- [Stated problem]
Extract all lines that hold the string "this".

- [Materials provided]
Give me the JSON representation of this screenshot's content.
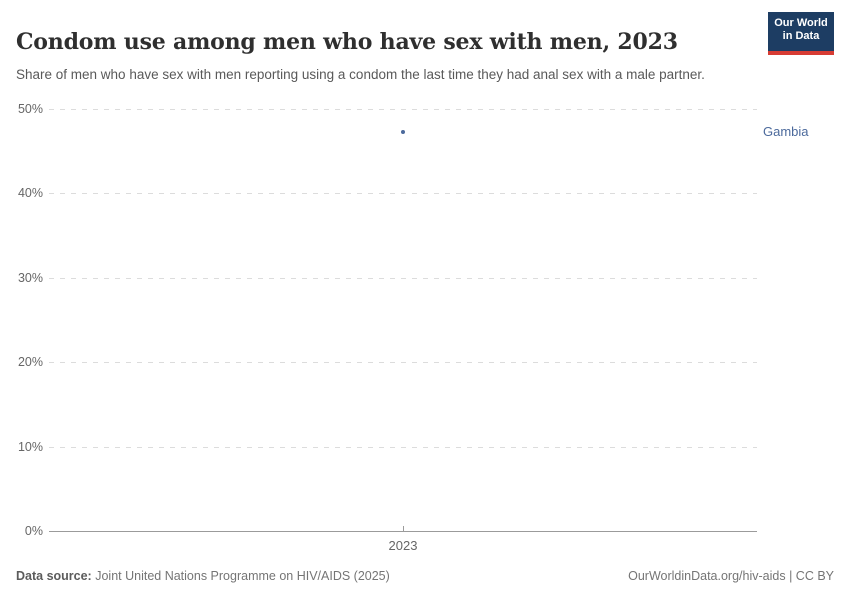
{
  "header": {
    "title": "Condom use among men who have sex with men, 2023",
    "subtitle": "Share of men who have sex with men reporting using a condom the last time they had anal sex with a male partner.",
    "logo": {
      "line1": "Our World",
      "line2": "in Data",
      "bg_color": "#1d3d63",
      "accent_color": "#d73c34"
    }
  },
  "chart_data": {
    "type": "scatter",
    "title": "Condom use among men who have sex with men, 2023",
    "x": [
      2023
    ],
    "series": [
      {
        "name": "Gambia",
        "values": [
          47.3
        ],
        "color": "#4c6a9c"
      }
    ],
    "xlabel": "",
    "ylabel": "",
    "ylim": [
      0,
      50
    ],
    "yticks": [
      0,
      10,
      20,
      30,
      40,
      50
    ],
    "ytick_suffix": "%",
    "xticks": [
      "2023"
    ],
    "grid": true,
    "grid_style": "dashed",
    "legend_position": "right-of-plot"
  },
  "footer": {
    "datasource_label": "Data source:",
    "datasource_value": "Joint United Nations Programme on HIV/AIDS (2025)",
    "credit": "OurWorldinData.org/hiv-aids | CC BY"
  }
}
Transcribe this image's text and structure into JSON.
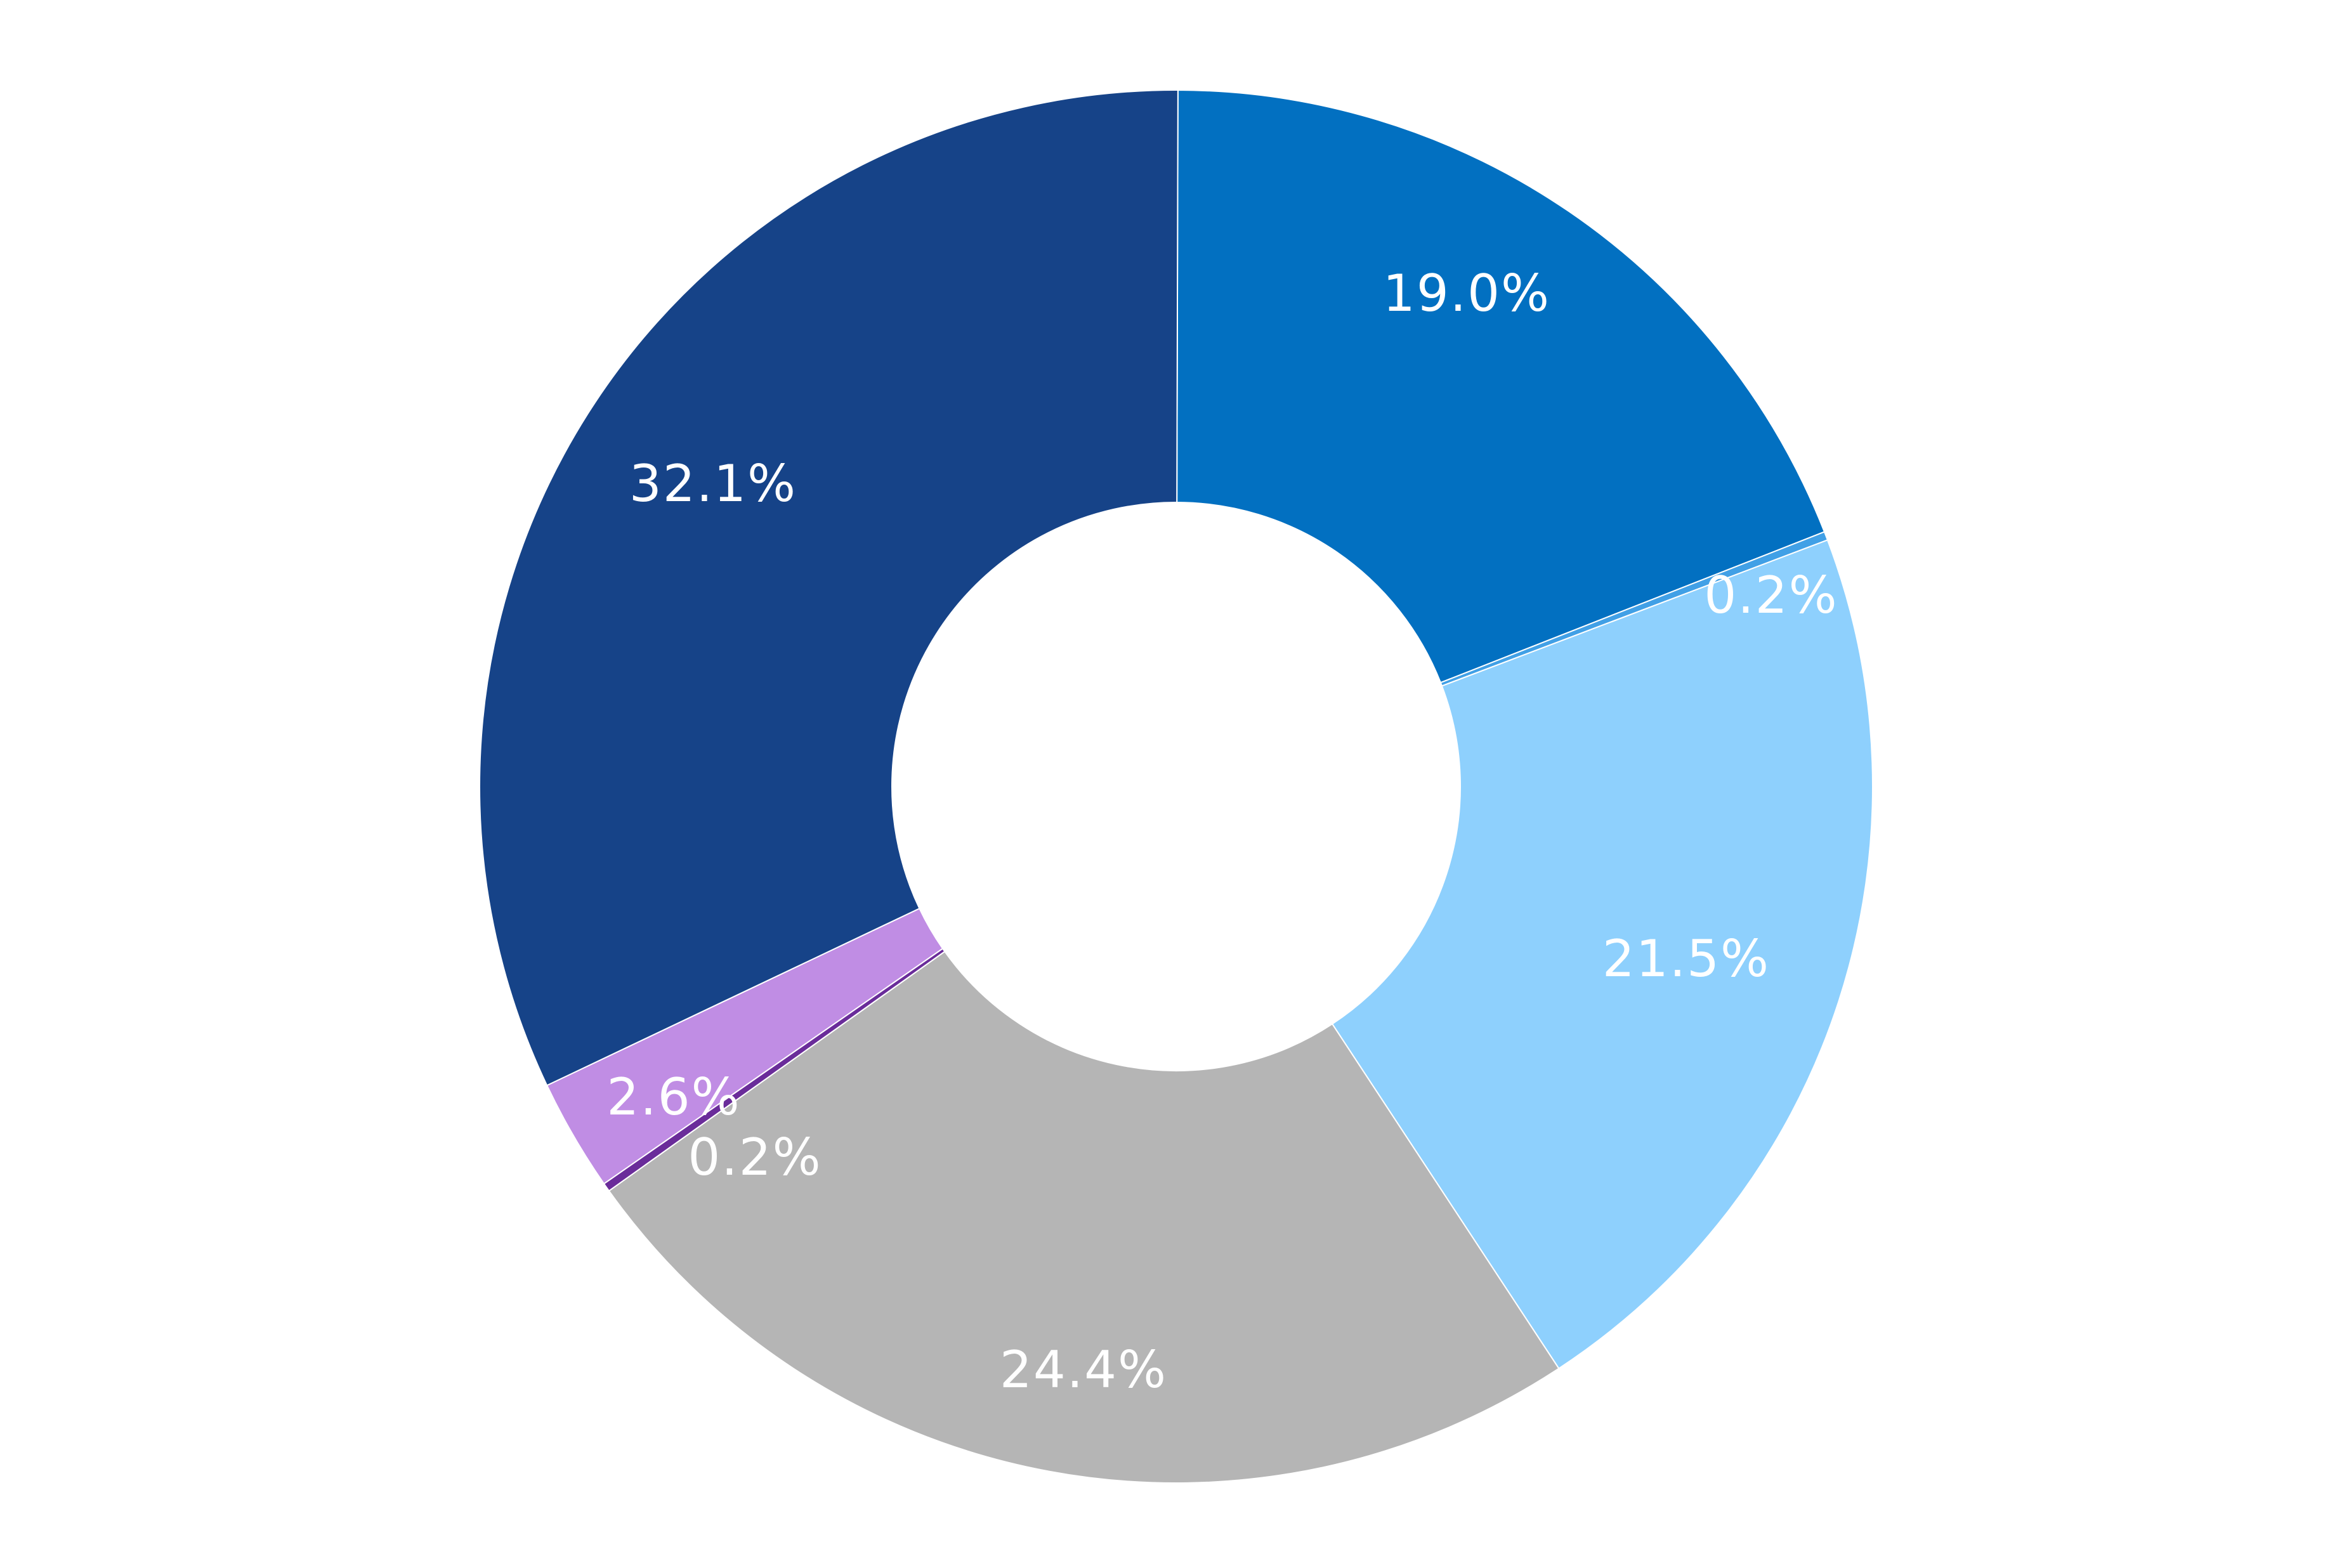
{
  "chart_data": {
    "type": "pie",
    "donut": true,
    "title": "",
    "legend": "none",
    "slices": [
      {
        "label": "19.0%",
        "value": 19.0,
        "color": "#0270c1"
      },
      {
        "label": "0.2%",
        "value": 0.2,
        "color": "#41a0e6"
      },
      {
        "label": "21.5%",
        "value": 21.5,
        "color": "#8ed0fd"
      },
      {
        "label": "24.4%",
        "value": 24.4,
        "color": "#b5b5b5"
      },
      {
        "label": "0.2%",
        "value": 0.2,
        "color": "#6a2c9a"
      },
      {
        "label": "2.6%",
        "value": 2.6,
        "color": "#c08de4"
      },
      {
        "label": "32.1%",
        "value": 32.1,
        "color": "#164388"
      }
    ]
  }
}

- [Answer below]
Give me the JSON representation of this screenshot's content.
Transcribe this image's text and structure into JSON.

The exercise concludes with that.